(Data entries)
┏━━
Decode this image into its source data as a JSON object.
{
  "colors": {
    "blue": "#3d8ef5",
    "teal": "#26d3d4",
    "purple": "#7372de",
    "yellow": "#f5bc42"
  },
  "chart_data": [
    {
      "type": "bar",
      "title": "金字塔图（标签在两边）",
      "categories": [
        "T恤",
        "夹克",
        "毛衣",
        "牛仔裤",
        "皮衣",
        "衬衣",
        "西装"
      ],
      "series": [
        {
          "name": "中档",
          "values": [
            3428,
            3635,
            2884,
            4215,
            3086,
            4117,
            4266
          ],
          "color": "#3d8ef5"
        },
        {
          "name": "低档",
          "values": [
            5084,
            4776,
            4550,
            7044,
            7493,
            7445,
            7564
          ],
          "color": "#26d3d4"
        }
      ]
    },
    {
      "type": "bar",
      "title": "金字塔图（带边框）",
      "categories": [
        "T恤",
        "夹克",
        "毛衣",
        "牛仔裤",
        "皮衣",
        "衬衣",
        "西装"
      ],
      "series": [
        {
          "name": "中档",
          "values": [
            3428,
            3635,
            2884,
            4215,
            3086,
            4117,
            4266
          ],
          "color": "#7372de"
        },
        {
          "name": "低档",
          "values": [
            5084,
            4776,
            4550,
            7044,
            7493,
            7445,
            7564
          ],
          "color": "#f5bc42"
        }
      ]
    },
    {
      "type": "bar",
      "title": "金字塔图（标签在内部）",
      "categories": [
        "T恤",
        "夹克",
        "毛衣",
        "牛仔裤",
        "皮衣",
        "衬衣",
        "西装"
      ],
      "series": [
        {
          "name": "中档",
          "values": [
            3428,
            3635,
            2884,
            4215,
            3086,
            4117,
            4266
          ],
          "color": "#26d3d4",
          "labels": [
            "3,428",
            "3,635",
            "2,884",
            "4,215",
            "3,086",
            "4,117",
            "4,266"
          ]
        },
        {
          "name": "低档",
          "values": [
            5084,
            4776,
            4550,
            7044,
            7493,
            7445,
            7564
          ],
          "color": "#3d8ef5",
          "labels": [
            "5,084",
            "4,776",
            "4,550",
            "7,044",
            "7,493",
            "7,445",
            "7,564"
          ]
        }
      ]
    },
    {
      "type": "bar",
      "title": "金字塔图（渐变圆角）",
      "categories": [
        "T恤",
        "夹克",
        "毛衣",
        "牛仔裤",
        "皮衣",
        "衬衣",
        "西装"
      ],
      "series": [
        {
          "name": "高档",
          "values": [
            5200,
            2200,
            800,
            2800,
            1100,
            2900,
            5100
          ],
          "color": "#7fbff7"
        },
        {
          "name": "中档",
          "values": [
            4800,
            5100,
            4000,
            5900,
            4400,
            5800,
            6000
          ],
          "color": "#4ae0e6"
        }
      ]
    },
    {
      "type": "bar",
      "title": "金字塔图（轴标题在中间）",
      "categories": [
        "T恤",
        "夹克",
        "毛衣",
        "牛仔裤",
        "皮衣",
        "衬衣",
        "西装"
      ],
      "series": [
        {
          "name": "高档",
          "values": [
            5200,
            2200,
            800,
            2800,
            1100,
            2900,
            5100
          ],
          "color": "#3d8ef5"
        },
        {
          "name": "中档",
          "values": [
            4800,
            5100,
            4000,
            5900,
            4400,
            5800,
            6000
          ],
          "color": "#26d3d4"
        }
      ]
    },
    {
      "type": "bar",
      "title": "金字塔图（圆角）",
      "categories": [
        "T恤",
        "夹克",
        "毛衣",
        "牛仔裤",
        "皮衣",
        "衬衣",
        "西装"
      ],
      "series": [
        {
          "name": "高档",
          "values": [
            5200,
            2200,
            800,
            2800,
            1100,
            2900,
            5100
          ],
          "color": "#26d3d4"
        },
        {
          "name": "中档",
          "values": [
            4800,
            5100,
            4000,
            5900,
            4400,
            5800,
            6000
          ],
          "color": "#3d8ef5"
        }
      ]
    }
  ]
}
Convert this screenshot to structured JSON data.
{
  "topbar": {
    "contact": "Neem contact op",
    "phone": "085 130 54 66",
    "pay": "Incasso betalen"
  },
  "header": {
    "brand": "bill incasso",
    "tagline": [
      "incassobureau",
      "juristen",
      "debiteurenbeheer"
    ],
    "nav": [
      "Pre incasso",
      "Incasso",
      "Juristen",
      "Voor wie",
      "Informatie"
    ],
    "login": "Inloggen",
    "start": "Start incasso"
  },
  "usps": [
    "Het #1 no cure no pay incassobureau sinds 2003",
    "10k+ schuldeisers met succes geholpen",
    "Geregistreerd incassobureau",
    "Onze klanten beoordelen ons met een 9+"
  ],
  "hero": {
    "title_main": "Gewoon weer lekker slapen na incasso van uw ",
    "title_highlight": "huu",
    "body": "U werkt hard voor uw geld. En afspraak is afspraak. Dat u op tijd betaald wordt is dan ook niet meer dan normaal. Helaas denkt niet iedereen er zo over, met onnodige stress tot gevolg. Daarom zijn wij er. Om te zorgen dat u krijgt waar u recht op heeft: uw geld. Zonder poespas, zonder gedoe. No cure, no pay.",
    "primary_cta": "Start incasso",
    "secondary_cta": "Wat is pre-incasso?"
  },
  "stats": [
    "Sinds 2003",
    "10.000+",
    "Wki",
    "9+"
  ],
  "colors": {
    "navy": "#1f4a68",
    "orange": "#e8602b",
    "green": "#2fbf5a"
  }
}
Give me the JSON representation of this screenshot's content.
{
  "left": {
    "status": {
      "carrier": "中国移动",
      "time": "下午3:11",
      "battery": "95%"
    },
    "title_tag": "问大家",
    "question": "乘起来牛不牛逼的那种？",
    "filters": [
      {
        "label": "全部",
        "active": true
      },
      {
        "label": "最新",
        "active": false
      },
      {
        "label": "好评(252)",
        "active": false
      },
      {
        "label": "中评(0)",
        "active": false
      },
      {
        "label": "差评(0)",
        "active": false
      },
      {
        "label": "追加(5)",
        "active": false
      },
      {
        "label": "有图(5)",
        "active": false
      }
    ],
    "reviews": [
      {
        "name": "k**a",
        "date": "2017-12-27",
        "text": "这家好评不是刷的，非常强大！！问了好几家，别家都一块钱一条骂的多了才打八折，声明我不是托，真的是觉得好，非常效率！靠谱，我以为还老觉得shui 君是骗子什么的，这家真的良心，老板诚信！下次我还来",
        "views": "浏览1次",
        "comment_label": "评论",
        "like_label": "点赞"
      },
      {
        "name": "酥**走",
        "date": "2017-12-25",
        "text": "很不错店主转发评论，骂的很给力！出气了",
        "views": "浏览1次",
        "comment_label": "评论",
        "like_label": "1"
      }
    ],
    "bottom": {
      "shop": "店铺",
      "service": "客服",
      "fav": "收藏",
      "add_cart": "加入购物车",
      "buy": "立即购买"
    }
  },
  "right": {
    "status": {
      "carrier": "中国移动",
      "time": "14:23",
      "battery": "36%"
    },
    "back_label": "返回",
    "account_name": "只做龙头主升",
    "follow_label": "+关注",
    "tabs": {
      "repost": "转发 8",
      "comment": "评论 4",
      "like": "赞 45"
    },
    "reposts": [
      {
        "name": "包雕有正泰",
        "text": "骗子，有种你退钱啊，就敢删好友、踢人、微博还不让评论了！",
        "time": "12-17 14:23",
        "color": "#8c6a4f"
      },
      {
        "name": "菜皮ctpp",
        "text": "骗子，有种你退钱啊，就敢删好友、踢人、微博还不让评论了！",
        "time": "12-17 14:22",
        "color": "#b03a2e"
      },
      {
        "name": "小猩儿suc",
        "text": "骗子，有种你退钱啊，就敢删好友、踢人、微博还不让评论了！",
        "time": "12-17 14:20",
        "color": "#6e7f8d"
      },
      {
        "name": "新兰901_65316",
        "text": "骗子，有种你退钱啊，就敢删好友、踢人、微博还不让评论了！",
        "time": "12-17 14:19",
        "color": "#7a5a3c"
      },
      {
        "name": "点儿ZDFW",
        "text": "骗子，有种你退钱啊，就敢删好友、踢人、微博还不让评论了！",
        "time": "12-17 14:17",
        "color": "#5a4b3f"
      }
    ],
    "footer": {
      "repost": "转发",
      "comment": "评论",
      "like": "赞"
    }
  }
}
┗━━
* [Task to complete]:
Search the entries for the word "screenshot", then list each line that holds it.

* [The result]:
Convert this screenshot to structured JSON data.
Give me the JSON representation of this screenshot's content.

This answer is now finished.